◆ **WORK TO BE COMPLETED**:
Every record should be written out exactly, with the pictures left out.

◇ ◇ ◇ ◇ ◇

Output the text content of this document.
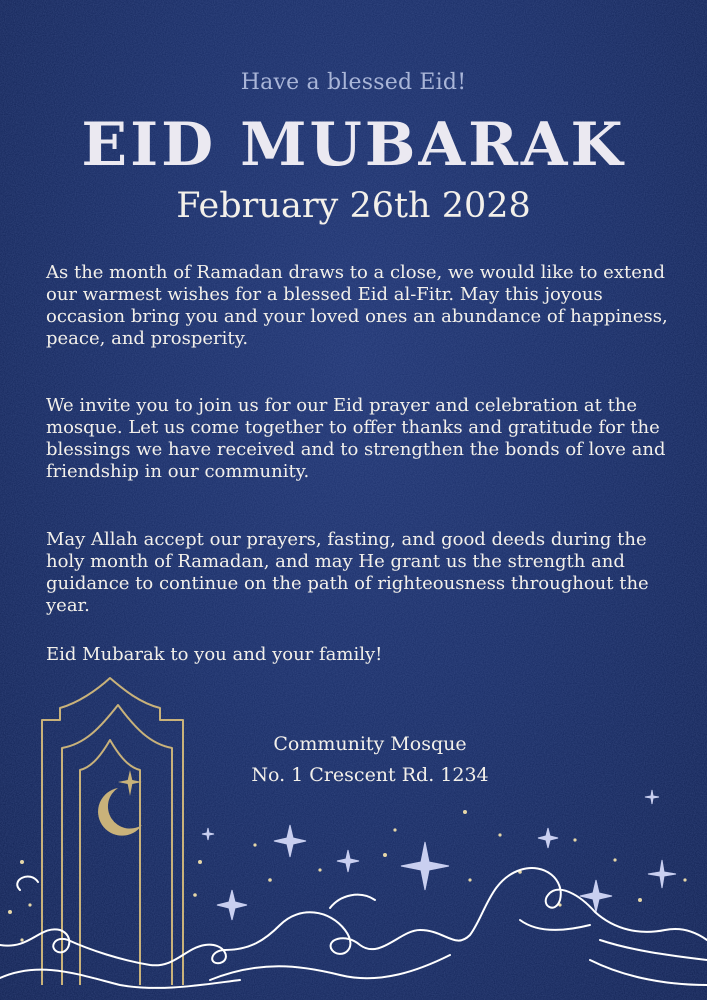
Have a blessed Eid!
EID MUBARAK
February 26th 2028

As the month of Ramadan draws to a close, we would like to extend our warmest wishes for a blessed Eid al-Fitr. May this joyous occasion bring you and your loved ones an abundance of happiness, peace, and prosperity.

We invite you to join us for our Eid prayer and celebration at the mosque. Let us come together to offer thanks and gratitude for the blessings we have received and to strengthen the bonds of love and friendship in our community.

May Allah accept our prayers, fasting, and good deeds during the holy month of Ramadan, and may He grant us the strength and guidance to continue on the path of righteousness throughout the year.

Eid Mubarak to you and your family!
Community Mosque
No. 1 Crescent Rd. 1234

◇ ◇ ◇ ◇ ◇

◆ **ANSWER TO THIS PROBLEM**:
Output the text content of this document.
Have a blessed Eid!
EID MUBARAK
February 26th 2028

As the month of Ramadan draws to a close, we would like to extend our warmest wishes for a blessed Eid al-Fitr. May this joyous occasion bring you and your loved ones an abundance of happiness, peace, and prosperity.

We invite you to join us for our Eid prayer and celebration at the mosque. Let us come together to offer thanks and gratitude for the blessings we have received and to strengthen the bonds of love and friendship in our community.

May Allah accept our prayers, fasting, and good deeds during the holy month of Ramadan, and may He grant us the strength and guidance to continue on the path of righteousness throughout the year.

Eid Mubarak to you and your family!
Community Mosque
No. 1 Crescent Rd. 1234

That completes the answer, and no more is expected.